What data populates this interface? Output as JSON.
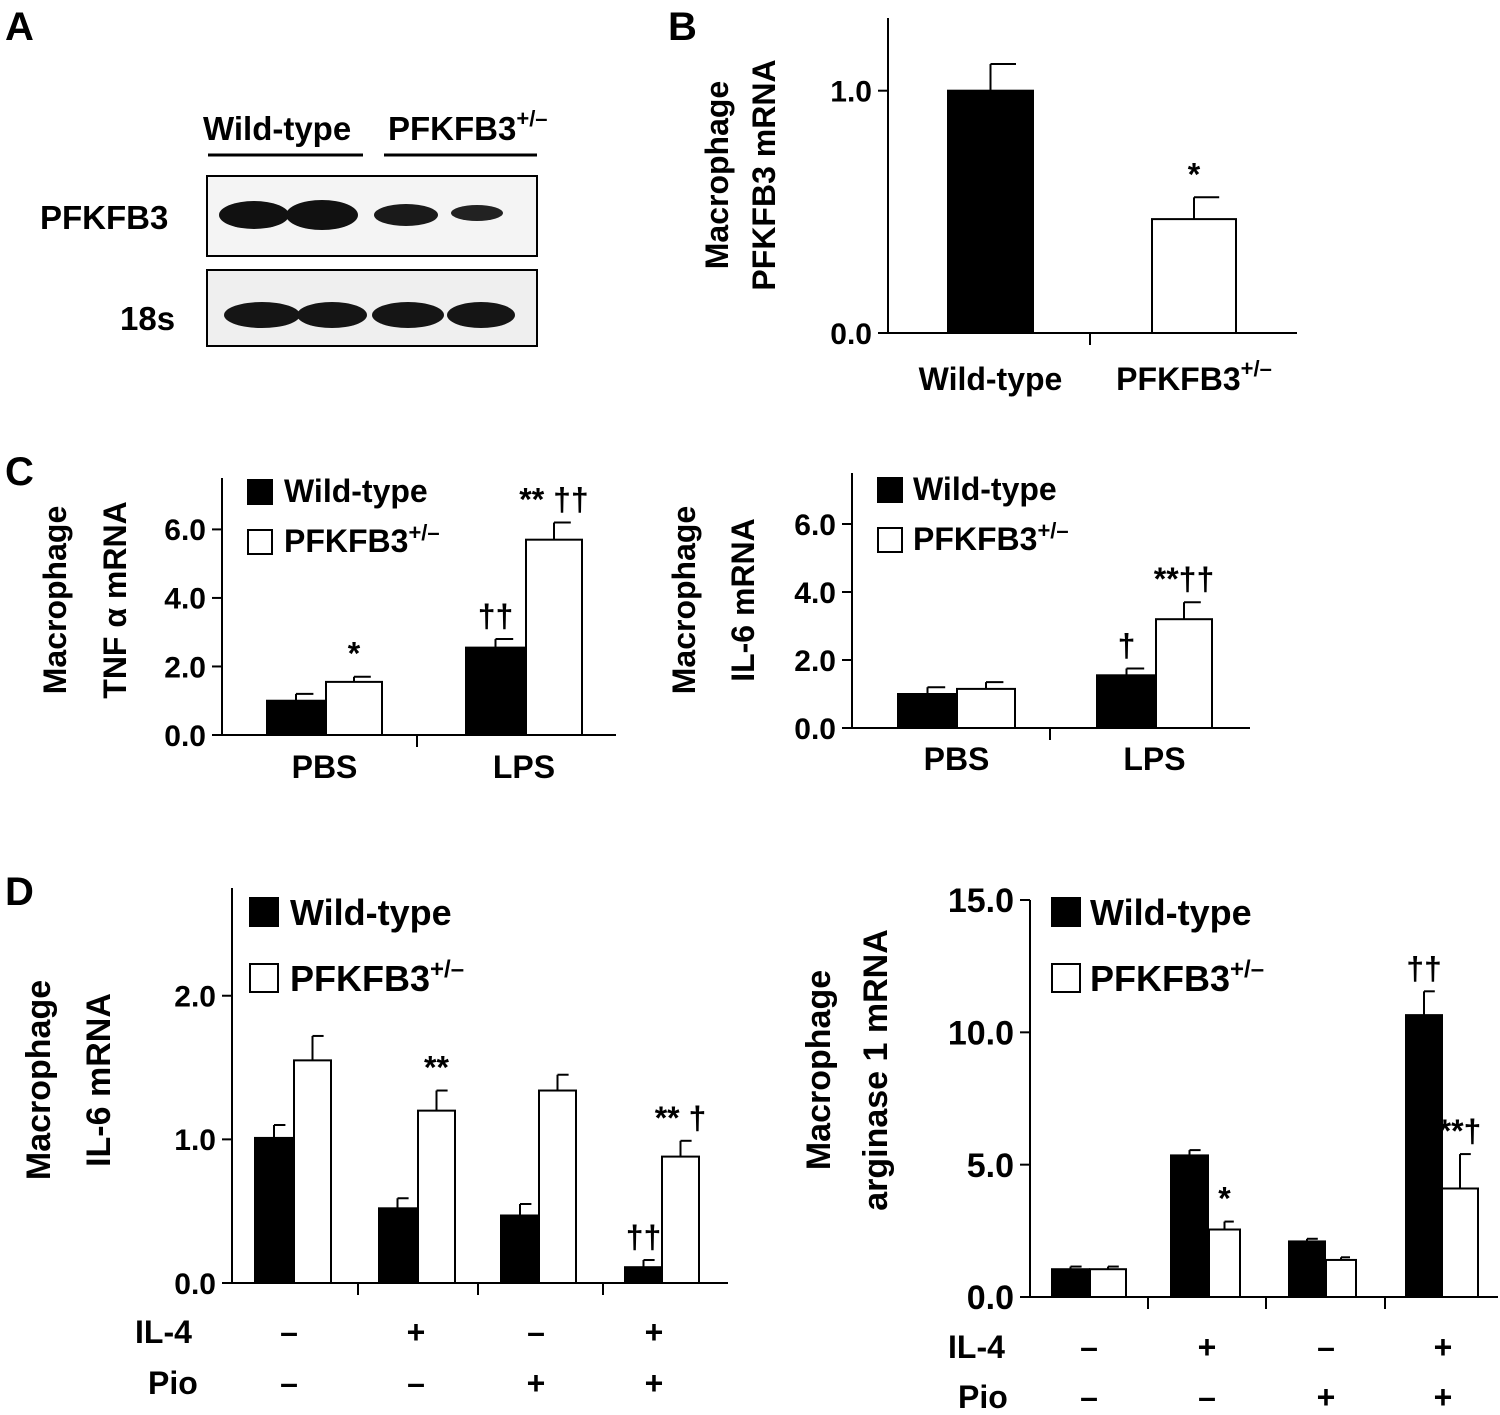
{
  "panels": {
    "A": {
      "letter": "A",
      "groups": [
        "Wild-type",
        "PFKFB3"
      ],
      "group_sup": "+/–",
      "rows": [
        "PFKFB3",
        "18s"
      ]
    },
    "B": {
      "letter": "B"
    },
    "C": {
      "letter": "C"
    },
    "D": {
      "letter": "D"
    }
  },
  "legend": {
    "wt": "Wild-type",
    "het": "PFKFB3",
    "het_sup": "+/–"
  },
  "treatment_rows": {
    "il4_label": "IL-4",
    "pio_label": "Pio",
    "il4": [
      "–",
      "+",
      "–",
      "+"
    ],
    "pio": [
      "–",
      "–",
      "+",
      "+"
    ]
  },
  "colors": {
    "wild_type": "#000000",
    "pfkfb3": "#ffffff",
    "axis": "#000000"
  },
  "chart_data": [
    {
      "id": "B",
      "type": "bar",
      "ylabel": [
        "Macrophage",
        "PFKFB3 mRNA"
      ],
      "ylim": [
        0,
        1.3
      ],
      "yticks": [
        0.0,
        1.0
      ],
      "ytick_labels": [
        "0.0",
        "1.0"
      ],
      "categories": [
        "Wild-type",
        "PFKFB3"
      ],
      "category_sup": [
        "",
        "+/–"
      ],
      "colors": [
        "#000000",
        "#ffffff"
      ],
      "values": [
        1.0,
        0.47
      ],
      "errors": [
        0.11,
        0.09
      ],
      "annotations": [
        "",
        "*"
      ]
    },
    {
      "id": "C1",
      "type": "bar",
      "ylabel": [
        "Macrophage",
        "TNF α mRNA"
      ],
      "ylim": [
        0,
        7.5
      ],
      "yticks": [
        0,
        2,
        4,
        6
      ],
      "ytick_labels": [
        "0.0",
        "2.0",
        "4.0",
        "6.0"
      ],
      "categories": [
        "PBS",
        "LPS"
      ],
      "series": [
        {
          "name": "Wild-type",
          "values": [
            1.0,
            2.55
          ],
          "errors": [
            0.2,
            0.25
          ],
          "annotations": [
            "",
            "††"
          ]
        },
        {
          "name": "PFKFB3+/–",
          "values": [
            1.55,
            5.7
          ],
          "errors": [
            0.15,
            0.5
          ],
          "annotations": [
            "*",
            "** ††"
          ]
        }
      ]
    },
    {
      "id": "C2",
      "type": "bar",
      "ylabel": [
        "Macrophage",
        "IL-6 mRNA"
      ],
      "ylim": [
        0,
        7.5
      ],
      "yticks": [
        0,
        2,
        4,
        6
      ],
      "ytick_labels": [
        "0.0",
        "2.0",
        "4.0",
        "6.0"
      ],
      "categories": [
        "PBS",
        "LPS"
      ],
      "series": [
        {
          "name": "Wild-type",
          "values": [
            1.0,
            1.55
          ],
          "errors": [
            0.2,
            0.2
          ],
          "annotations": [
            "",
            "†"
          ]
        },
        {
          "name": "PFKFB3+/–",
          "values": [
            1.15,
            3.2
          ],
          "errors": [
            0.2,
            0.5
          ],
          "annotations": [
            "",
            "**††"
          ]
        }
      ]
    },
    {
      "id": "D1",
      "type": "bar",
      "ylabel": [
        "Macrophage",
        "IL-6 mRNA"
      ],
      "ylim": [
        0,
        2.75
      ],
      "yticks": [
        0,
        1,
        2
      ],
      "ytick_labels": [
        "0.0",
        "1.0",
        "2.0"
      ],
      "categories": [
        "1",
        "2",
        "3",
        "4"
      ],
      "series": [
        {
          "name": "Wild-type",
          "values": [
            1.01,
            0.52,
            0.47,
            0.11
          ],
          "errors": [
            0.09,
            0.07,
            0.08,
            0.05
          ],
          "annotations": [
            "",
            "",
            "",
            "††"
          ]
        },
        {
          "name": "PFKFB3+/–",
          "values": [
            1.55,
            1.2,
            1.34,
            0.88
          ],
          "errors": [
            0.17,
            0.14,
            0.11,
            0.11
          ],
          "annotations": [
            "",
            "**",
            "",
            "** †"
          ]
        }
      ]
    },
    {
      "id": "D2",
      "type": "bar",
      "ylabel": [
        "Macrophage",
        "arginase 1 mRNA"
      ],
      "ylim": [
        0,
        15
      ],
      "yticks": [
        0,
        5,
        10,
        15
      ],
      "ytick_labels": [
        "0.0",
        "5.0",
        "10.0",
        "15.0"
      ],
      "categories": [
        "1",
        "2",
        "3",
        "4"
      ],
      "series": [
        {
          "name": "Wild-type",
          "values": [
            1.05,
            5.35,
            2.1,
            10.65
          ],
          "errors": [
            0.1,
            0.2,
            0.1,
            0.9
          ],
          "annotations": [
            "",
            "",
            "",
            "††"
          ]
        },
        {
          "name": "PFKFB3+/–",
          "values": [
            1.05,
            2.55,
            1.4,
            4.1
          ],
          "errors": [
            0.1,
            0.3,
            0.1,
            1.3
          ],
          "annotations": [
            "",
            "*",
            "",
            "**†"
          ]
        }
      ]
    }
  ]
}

INSTRUCTIONS FOR THE TASK —
Exact copy, no pictures: write out all the records above.

PROBLEM SOLUTION —
What data populates this interface? Output as JSON.
{
  "panels": {
    "A": {
      "letter": "A",
      "groups": [
        "Wild-type",
        "PFKFB3"
      ],
      "group_sup": "+/–",
      "rows": [
        "PFKFB3",
        "18s"
      ]
    },
    "B": {
      "letter": "B"
    },
    "C": {
      "letter": "C"
    },
    "D": {
      "letter": "D"
    }
  },
  "legend": {
    "wt": "Wild-type",
    "het": "PFKFB3",
    "het_sup": "+/–"
  },
  "treatment_rows": {
    "il4_label": "IL-4",
    "pio_label": "Pio",
    "il4": [
      "–",
      "+",
      "–",
      "+"
    ],
    "pio": [
      "–",
      "–",
      "+",
      "+"
    ]
  },
  "colors": {
    "wild_type": "#000000",
    "pfkfb3": "#ffffff",
    "axis": "#000000"
  },
  "chart_data": [
    {
      "id": "B",
      "type": "bar",
      "ylabel": [
        "Macrophage",
        "PFKFB3 mRNA"
      ],
      "ylim": [
        0,
        1.3
      ],
      "yticks": [
        0.0,
        1.0
      ],
      "ytick_labels": [
        "0.0",
        "1.0"
      ],
      "categories": [
        "Wild-type",
        "PFKFB3"
      ],
      "category_sup": [
        "",
        "+/–"
      ],
      "colors": [
        "#000000",
        "#ffffff"
      ],
      "values": [
        1.0,
        0.47
      ],
      "errors": [
        0.11,
        0.09
      ],
      "annotations": [
        "",
        "*"
      ]
    },
    {
      "id": "C1",
      "type": "bar",
      "ylabel": [
        "Macrophage",
        "TNF α mRNA"
      ],
      "ylim": [
        0,
        7.5
      ],
      "yticks": [
        0,
        2,
        4,
        6
      ],
      "ytick_labels": [
        "0.0",
        "2.0",
        "4.0",
        "6.0"
      ],
      "categories": [
        "PBS",
        "LPS"
      ],
      "series": [
        {
          "name": "Wild-type",
          "values": [
            1.0,
            2.55
          ],
          "errors": [
            0.2,
            0.25
          ],
          "annotations": [
            "",
            "††"
          ]
        },
        {
          "name": "PFKFB3+/–",
          "values": [
            1.55,
            5.7
          ],
          "errors": [
            0.15,
            0.5
          ],
          "annotations": [
            "*",
            "** ††"
          ]
        }
      ]
    },
    {
      "id": "C2",
      "type": "bar",
      "ylabel": [
        "Macrophage",
        "IL-6 mRNA"
      ],
      "ylim": [
        0,
        7.5
      ],
      "yticks": [
        0,
        2,
        4,
        6
      ],
      "ytick_labels": [
        "0.0",
        "2.0",
        "4.0",
        "6.0"
      ],
      "categories": [
        "PBS",
        "LPS"
      ],
      "series": [
        {
          "name": "Wild-type",
          "values": [
            1.0,
            1.55
          ],
          "errors": [
            0.2,
            0.2
          ],
          "annotations": [
            "",
            "†"
          ]
        },
        {
          "name": "PFKFB3+/–",
          "values": [
            1.15,
            3.2
          ],
          "errors": [
            0.2,
            0.5
          ],
          "annotations": [
            "",
            "**††"
          ]
        }
      ]
    },
    {
      "id": "D1",
      "type": "bar",
      "ylabel": [
        "Macrophage",
        "IL-6 mRNA"
      ],
      "ylim": [
        0,
        2.75
      ],
      "yticks": [
        0,
        1,
        2
      ],
      "ytick_labels": [
        "0.0",
        "1.0",
        "2.0"
      ],
      "categories": [
        "1",
        "2",
        "3",
        "4"
      ],
      "series": [
        {
          "name": "Wild-type",
          "values": [
            1.01,
            0.52,
            0.47,
            0.11
          ],
          "errors": [
            0.09,
            0.07,
            0.08,
            0.05
          ],
          "annotations": [
            "",
            "",
            "",
            "††"
          ]
        },
        {
          "name": "PFKFB3+/–",
          "values": [
            1.55,
            1.2,
            1.34,
            0.88
          ],
          "errors": [
            0.17,
            0.14,
            0.11,
            0.11
          ],
          "annotations": [
            "",
            "**",
            "",
            "** †"
          ]
        }
      ]
    },
    {
      "id": "D2",
      "type": "bar",
      "ylabel": [
        "Macrophage",
        "arginase 1 mRNA"
      ],
      "ylim": [
        0,
        15
      ],
      "yticks": [
        0,
        5,
        10,
        15
      ],
      "ytick_labels": [
        "0.0",
        "5.0",
        "10.0",
        "15.0"
      ],
      "categories": [
        "1",
        "2",
        "3",
        "4"
      ],
      "series": [
        {
          "name": "Wild-type",
          "values": [
            1.05,
            5.35,
            2.1,
            10.65
          ],
          "errors": [
            0.1,
            0.2,
            0.1,
            0.9
          ],
          "annotations": [
            "",
            "",
            "",
            "††"
          ]
        },
        {
          "name": "PFKFB3+/–",
          "values": [
            1.05,
            2.55,
            1.4,
            4.1
          ],
          "errors": [
            0.1,
            0.3,
            0.1,
            1.3
          ],
          "annotations": [
            "",
            "*",
            "",
            "**†"
          ]
        }
      ]
    }
  ]
}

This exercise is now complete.